Transcribe every entry word for word, leaving out all images.

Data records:
***

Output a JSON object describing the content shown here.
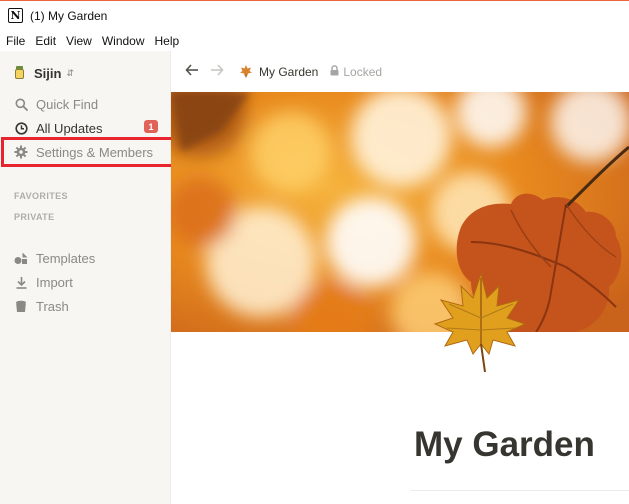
{
  "window": {
    "title": "(1) My Garden"
  },
  "menu": [
    "File",
    "Edit",
    "View",
    "Window",
    "Help"
  ],
  "sidebar": {
    "workspace_name": "Sijin",
    "quick_find": "Quick Find",
    "all_updates": "All Updates",
    "updates_count": "1",
    "settings": "Settings & Members",
    "favorites_header": "FAVORITES",
    "private_header": "PRIVATE",
    "templates": "Templates",
    "import": "Import",
    "trash": "Trash"
  },
  "topbar": {
    "breadcrumb_title": "My Garden",
    "lock_label": "Locked"
  },
  "page": {
    "title": "My Garden"
  },
  "colors": {
    "highlight": "#e8242e",
    "badge": "#e16259",
    "sidebar_bg": "#f7f6f3"
  },
  "icons": {
    "app": "notion-logo-icon",
    "workspace": "honey-jar-icon",
    "quick_find": "search-icon",
    "all_updates": "clock-icon",
    "settings": "gear-icon",
    "templates": "shapes-icon",
    "import": "download-icon",
    "trash": "trash-icon",
    "back": "arrow-left-icon",
    "forward": "arrow-right-icon",
    "page": "maple-leaf-icon",
    "lock": "lock-icon"
  }
}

***

_Finished task_.
Output a JSON object describing the content shown here.
{
  "window": {
    "title": "(1) My Garden"
  },
  "menu": [
    "File",
    "Edit",
    "View",
    "Window",
    "Help"
  ],
  "sidebar": {
    "workspace_name": "Sijin",
    "quick_find": "Quick Find",
    "all_updates": "All Updates",
    "updates_count": "1",
    "settings": "Settings & Members",
    "favorites_header": "FAVORITES",
    "private_header": "PRIVATE",
    "templates": "Templates",
    "import": "Import",
    "trash": "Trash"
  },
  "topbar": {
    "breadcrumb_title": "My Garden",
    "lock_label": "Locked"
  },
  "page": {
    "title": "My Garden"
  },
  "colors": {
    "highlight": "#e8242e",
    "badge": "#e16259",
    "sidebar_bg": "#f7f6f3"
  },
  "icons": {
    "app": "notion-logo-icon",
    "workspace": "honey-jar-icon",
    "quick_find": "search-icon",
    "all_updates": "clock-icon",
    "settings": "gear-icon",
    "templates": "shapes-icon",
    "import": "download-icon",
    "trash": "trash-icon",
    "back": "arrow-left-icon",
    "forward": "arrow-right-icon",
    "page": "maple-leaf-icon",
    "lock": "lock-icon"
  }
}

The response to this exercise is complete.